Exact repetition is required: output every record in full.

(Data records)
---*---

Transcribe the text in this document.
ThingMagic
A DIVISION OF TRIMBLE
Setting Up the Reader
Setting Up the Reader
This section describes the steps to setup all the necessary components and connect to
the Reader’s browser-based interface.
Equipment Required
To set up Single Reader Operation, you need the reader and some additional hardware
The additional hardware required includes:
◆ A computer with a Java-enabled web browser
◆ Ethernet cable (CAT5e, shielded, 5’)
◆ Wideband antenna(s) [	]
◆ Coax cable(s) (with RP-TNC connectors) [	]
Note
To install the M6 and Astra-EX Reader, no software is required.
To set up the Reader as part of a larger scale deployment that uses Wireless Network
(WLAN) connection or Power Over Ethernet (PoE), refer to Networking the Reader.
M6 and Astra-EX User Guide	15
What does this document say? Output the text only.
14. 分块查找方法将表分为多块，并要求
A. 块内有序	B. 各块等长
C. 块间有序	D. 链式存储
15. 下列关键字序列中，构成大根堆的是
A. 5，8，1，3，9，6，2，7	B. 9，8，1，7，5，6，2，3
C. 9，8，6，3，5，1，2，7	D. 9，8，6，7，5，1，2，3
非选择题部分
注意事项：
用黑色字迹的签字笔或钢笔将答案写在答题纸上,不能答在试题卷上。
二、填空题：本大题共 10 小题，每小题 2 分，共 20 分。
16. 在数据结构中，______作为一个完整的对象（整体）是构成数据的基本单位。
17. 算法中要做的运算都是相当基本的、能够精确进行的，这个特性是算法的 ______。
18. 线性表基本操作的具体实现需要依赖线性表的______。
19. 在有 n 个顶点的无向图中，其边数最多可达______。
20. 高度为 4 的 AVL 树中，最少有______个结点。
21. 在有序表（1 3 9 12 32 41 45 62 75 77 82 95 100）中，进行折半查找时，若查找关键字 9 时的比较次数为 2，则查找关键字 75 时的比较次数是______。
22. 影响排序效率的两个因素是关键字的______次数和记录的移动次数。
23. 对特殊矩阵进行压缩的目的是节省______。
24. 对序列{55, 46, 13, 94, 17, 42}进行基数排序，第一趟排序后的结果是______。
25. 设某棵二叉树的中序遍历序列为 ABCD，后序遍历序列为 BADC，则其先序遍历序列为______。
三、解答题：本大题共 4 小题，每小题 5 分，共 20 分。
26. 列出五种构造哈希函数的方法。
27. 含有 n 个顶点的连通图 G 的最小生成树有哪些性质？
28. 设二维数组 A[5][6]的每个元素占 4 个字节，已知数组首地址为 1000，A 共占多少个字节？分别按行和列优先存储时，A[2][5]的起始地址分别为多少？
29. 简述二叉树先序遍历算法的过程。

---*---

* _Result for this task_
Transcribe the text in this document.
ThingMagic
A DIVISION OF TRIMBLE
Setting Up the Reader
Setting Up the Reader
This section describes the steps to setup all the necessary components and connect to
the Reader’s browser-based interface.
Equipment Required
To set up Single Reader Operation, you need the reader and some additional hardware
The additional hardware required includes:
◆ A computer with a Java-enabled web browser
◆ Ethernet cable (CAT5e, shielded, 5’)
◆ Wideband antenna(s) [	]
◆ Coax cable(s) (with RP-TNC connectors) [	]
Note
To install the M6 and Astra-EX Reader, no software is required.
To set up the Reader as part of a larger scale deployment that uses Wireless Network
(WLAN) connection or Power Over Ethernet (PoE), refer to Networking the Reader.
M6 and Astra-EX User Guide	15
What does this document say? Output the text only.
14. 分块查找方法将表分为多块，并要求
A. 块内有序	B. 各块等长
C. 块间有序	D. 链式存储
15. 下列关键字序列中，构成大根堆的是
A. 5，8，1，3，9，6，2，7	B. 9，8，1，7，5，6，2，3
C. 9，8，6，3，5，1，2，7	D. 9，8，6，7，5，1，2，3
非选择题部分
注意事项：
用黑色字迹的签字笔或钢笔将答案写在答题纸上,不能答在试题卷上。
二、填空题：本大题共 10 小题，每小题 2 分，共 20 分。
16. 在数据结构中，______作为一个完整的对象（整体）是构成数据的基本单位。
17. 算法中要做的运算都是相当基本的、能够精确进行的，这个特性是算法的 ______。
18. 线性表基本操作的具体实现需要依赖线性表的______。
19. 在有 n 个顶点的无向图中，其边数最多可达______。
20. 高度为 4 的 AVL 树中，最少有______个结点。
21. 在有序表（1 3 9 12 32 41 45 62 75 77 82 95 100）中，进行折半查找时，若查找关键字 9 时的比较次数为 2，则查找关键字 75 时的比较次数是______。
22. 影响排序效率的两个因素是关键字的______次数和记录的移动次数。
23. 对特殊矩阵进行压缩的目的是节省______。
24. 对序列{55, 46, 13, 94, 17, 42}进行基数排序，第一趟排序后的结果是______。
25. 设某棵二叉树的中序遍历序列为 ABCD，后序遍历序列为 BADC，则其先序遍历序列为______。
三、解答题：本大题共 4 小题，每小题 5 分，共 20 分。
26. 列出五种构造哈希函数的方法。
27. 含有 n 个顶点的连通图 G 的最小生成树有哪些性质？
28. 设二维数组 A[5][6]的每个元素占 4 个字节，已知数组首地址为 1000，A 共占多少个字节？分别按行和列优先存储时，A[2][5]的起始地址分别为多少？
29. 简述二叉树先序遍历算法的过程。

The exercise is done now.